◆ Task requirements:
Each record below must be returned exactly as shown.

Data items
════════════════
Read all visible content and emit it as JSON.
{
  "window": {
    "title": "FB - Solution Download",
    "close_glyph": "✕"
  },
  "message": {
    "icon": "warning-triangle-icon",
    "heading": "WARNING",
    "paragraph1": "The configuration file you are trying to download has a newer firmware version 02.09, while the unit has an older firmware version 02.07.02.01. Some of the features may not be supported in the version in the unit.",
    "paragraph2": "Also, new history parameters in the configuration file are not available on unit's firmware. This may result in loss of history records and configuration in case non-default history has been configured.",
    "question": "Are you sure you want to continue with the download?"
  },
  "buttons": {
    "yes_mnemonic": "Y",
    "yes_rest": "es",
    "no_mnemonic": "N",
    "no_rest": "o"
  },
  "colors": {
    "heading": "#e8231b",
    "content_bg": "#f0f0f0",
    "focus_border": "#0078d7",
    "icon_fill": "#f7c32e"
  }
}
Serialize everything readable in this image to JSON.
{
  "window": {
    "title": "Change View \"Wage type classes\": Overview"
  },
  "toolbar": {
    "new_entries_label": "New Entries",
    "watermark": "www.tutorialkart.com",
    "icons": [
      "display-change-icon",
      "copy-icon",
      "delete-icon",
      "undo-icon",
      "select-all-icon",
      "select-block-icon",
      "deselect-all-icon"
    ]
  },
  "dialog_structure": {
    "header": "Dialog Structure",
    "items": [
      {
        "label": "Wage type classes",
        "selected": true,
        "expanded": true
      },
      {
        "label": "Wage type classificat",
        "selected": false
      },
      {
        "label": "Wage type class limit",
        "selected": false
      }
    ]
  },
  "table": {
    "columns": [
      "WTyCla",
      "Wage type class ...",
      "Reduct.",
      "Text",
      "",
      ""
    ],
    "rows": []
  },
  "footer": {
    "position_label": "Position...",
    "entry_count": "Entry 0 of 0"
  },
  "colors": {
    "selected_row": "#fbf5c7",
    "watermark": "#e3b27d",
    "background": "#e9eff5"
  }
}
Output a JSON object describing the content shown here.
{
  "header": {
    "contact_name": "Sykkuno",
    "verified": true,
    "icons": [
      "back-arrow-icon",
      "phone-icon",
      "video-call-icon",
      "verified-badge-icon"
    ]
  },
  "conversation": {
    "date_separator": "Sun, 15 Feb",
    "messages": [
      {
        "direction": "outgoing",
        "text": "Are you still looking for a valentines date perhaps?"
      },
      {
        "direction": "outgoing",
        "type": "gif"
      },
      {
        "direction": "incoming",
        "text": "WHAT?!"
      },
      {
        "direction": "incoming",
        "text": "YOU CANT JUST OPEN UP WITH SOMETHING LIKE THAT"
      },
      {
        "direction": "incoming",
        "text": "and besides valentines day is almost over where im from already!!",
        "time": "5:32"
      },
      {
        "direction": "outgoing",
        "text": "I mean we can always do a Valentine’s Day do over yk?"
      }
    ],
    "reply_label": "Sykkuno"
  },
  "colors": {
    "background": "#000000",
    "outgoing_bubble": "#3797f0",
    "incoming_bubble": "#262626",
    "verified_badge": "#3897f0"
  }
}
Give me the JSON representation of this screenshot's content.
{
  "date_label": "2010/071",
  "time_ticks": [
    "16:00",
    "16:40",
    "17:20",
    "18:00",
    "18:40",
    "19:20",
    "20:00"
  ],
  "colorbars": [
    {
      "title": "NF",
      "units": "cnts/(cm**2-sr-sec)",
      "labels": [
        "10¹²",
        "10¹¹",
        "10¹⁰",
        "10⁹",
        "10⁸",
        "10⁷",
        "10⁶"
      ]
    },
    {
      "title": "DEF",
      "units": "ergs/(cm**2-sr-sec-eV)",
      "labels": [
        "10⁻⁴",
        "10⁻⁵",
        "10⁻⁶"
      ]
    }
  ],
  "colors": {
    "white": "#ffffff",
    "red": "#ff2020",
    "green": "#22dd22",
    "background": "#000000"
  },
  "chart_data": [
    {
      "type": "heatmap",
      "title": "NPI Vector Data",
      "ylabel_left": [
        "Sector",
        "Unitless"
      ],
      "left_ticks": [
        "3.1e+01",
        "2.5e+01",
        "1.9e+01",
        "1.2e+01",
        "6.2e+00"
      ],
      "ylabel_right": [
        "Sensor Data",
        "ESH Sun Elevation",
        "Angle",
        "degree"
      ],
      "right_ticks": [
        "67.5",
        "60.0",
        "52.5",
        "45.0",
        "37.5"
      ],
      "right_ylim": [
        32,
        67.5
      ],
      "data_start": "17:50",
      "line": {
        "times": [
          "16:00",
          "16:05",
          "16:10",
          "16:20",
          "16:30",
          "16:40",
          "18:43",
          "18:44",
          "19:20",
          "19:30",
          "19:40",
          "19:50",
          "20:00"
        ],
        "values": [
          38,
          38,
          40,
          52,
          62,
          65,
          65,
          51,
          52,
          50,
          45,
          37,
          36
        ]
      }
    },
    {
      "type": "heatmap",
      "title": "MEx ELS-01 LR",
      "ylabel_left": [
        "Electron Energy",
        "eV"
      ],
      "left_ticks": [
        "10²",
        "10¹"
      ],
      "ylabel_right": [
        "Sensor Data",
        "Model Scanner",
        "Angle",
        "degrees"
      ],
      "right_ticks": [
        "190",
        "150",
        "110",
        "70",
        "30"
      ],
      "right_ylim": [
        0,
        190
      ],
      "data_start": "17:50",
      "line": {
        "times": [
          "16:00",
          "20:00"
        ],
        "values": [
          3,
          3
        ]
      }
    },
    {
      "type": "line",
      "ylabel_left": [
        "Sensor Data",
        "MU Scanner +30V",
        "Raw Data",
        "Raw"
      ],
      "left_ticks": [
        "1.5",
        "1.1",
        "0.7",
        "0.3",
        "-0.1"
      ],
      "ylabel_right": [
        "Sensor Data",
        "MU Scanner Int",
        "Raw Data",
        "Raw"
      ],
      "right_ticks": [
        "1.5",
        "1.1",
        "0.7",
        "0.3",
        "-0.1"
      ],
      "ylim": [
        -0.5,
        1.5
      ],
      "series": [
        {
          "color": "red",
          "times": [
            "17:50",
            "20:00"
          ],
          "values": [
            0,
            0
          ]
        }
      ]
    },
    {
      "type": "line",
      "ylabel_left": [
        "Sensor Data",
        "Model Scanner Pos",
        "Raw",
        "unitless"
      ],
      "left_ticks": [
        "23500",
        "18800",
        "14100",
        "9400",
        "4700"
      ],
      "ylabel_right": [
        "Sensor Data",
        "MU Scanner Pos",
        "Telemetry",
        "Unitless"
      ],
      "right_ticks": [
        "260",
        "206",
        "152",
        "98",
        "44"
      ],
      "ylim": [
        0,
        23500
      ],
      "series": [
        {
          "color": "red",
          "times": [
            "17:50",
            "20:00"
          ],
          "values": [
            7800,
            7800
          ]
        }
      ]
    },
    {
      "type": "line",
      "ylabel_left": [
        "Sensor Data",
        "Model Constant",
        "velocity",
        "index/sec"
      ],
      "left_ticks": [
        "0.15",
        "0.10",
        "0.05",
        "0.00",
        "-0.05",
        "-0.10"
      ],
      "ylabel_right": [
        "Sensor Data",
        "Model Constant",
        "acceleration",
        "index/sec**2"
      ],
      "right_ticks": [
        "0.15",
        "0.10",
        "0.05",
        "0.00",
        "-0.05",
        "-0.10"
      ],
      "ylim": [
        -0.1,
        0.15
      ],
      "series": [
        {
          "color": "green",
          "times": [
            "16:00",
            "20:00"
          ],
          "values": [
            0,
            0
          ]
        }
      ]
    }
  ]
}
════════════════
◆ Solution:
Read all visible content and emit it as JSON.
{
  "window": {
    "title": "FB - Solution Download",
    "close_glyph": "✕"
  },
  "message": {
    "icon": "warning-triangle-icon",
    "heading": "WARNING",
    "paragraph1": "The configuration file you are trying to download has a newer firmware version 02.09, while the unit has an older firmware version 02.07.02.01. Some of the features may not be supported in the version in the unit.",
    "paragraph2": "Also, new history parameters in the configuration file are not available on unit's firmware. This may result in loss of history records and configuration in case non-default history has been configured.",
    "question": "Are you sure you want to continue with the download?"
  },
  "buttons": {
    "yes_mnemonic": "Y",
    "yes_rest": "es",
    "no_mnemonic": "N",
    "no_rest": "o"
  },
  "colors": {
    "heading": "#e8231b",
    "content_bg": "#f0f0f0",
    "focus_border": "#0078d7",
    "icon_fill": "#f7c32e"
  }
}
Serialize everything readable in this image to JSON.
{
  "window": {
    "title": "Change View \"Wage type classes\": Overview"
  },
  "toolbar": {
    "new_entries_label": "New Entries",
    "watermark": "www.tutorialkart.com",
    "icons": [
      "display-change-icon",
      "copy-icon",
      "delete-icon",
      "undo-icon",
      "select-all-icon",
      "select-block-icon",
      "deselect-all-icon"
    ]
  },
  "dialog_structure": {
    "header": "Dialog Structure",
    "items": [
      {
        "label": "Wage type classes",
        "selected": true,
        "expanded": true
      },
      {
        "label": "Wage type classificat",
        "selected": false
      },
      {
        "label": "Wage type class limit",
        "selected": false
      }
    ]
  },
  "table": {
    "columns": [
      "WTyCla",
      "Wage type class ...",
      "Reduct.",
      "Text",
      "",
      ""
    ],
    "rows": []
  },
  "footer": {
    "position_label": "Position...",
    "entry_count": "Entry 0 of 0"
  },
  "colors": {
    "selected_row": "#fbf5c7",
    "watermark": "#e3b27d",
    "background": "#e9eff5"
  }
}
Output a JSON object describing the content shown here.
{
  "header": {
    "contact_name": "Sykkuno",
    "verified": true,
    "icons": [
      "back-arrow-icon",
      "phone-icon",
      "video-call-icon",
      "verified-badge-icon"
    ]
  },
  "conversation": {
    "date_separator": "Sun, 15 Feb",
    "messages": [
      {
        "direction": "outgoing",
        "text": "Are you still looking for a valentines date perhaps?"
      },
      {
        "direction": "outgoing",
        "type": "gif"
      },
      {
        "direction": "incoming",
        "text": "WHAT?!"
      },
      {
        "direction": "incoming",
        "text": "YOU CANT JUST OPEN UP WITH SOMETHING LIKE THAT"
      },
      {
        "direction": "incoming",
        "text": "and besides valentines day is almost over where im from already!!",
        "time": "5:32"
      },
      {
        "direction": "outgoing",
        "text": "I mean we can always do a Valentine’s Day do over yk?"
      }
    ],
    "reply_label": "Sykkuno"
  },
  "colors": {
    "background": "#000000",
    "outgoing_bubble": "#3797f0",
    "incoming_bubble": "#262626",
    "verified_badge": "#3897f0"
  }
}
Give me the JSON representation of this screenshot's content.
{
  "date_label": "2010/071",
  "time_ticks": [
    "16:00",
    "16:40",
    "17:20",
    "18:00",
    "18:40",
    "19:20",
    "20:00"
  ],
  "colorbars": [
    {
      "title": "NF",
      "units": "cnts/(cm**2-sr-sec)",
      "labels": [
        "10¹²",
        "10¹¹",
        "10¹⁰",
        "10⁹",
        "10⁸",
        "10⁷",
        "10⁶"
      ]
    },
    {
      "title": "DEF",
      "units": "ergs/(cm**2-sr-sec-eV)",
      "labels": [
        "10⁻⁴",
        "10⁻⁵",
        "10⁻⁶"
      ]
    }
  ],
  "colors": {
    "white": "#ffffff",
    "red": "#ff2020",
    "green": "#22dd22",
    "background": "#000000"
  },
  "chart_data": [
    {
      "type": "heatmap",
      "title": "NPI Vector Data",
      "ylabel_left": [
        "Sector",
        "Unitless"
      ],
      "left_ticks": [
        "3.1e+01",
        "2.5e+01",
        "1.9e+01",
        "1.2e+01",
        "6.2e+00"
      ],
      "ylabel_right": [
        "Sensor Data",
        "ESH Sun Elevation",
        "Angle",
        "degree"
      ],
      "right_ticks": [
        "67.5",
        "60.0",
        "52.5",
        "45.0",
        "37.5"
      ],
      "right_ylim": [
        32,
        67.5
      ],
      "data_start": "17:50",
      "line": {
        "times": [
          "16:00",
          "16:05",
          "16:10",
          "16:20",
          "16:30",
          "16:40",
          "18:43",
          "18:44",
          "19:20",
          "19:30",
          "19:40",
          "19:50",
          "20:00"
        ],
        "values": [
          38,
          38,
          40,
          52,
          62,
          65,
          65,
          51,
          52,
          50,
          45,
          37,
          36
        ]
      }
    },
    {
      "type": "heatmap",
      "title": "MEx ELS-01 LR",
      "ylabel_left": [
        "Electron Energy",
        "eV"
      ],
      "left_ticks": [
        "10²",
        "10¹"
      ],
      "ylabel_right": [
        "Sensor Data",
        "Model Scanner",
        "Angle",
        "degrees"
      ],
      "right_ticks": [
        "190",
        "150",
        "110",
        "70",
        "30"
      ],
      "right_ylim": [
        0,
        190
      ],
      "data_start": "17:50",
      "line": {
        "times": [
          "16:00",
          "20:00"
        ],
        "values": [
          3,
          3
        ]
      }
    },
    {
      "type": "line",
      "ylabel_left": [
        "Sensor Data",
        "MU Scanner +30V",
        "Raw Data",
        "Raw"
      ],
      "left_ticks": [
        "1.5",
        "1.1",
        "0.7",
        "0.3",
        "-0.1"
      ],
      "ylabel_right": [
        "Sensor Data",
        "MU Scanner Int",
        "Raw Data",
        "Raw"
      ],
      "right_ticks": [
        "1.5",
        "1.1",
        "0.7",
        "0.3",
        "-0.1"
      ],
      "ylim": [
        -0.5,
        1.5
      ],
      "series": [
        {
          "color": "red",
          "times": [
            "17:50",
            "20:00"
          ],
          "values": [
            0,
            0
          ]
        }
      ]
    },
    {
      "type": "line",
      "ylabel_left": [
        "Sensor Data",
        "Model Scanner Pos",
        "Raw",
        "unitless"
      ],
      "left_ticks": [
        "23500",
        "18800",
        "14100",
        "9400",
        "4700"
      ],
      "ylabel_right": [
        "Sensor Data",
        "MU Scanner Pos",
        "Telemetry",
        "Unitless"
      ],
      "right_ticks": [
        "260",
        "206",
        "152",
        "98",
        "44"
      ],
      "ylim": [
        0,
        23500
      ],
      "series": [
        {
          "color": "red",
          "times": [
            "17:50",
            "20:00"
          ],
          "values": [
            7800,
            7800
          ]
        }
      ]
    },
    {
      "type": "line",
      "ylabel_left": [
        "Sensor Data",
        "Model Constant",
        "velocity",
        "index/sec"
      ],
      "left_ticks": [
        "0.15",
        "0.10",
        "0.05",
        "0.00",
        "-0.05",
        "-0.10"
      ],
      "ylabel_right": [
        "Sensor Data",
        "Model Constant",
        "acceleration",
        "index/sec**2"
      ],
      "right_ticks": [
        "0.15",
        "0.10",
        "0.05",
        "0.00",
        "-0.05",
        "-0.10"
      ],
      "ylim": [
        -0.1,
        0.15
      ],
      "series": [
        {
          "color": "green",
          "times": [
            "16:00",
            "20:00"
          ],
          "values": [
            0,
            0
          ]
        }
      ]
    }
  ]
}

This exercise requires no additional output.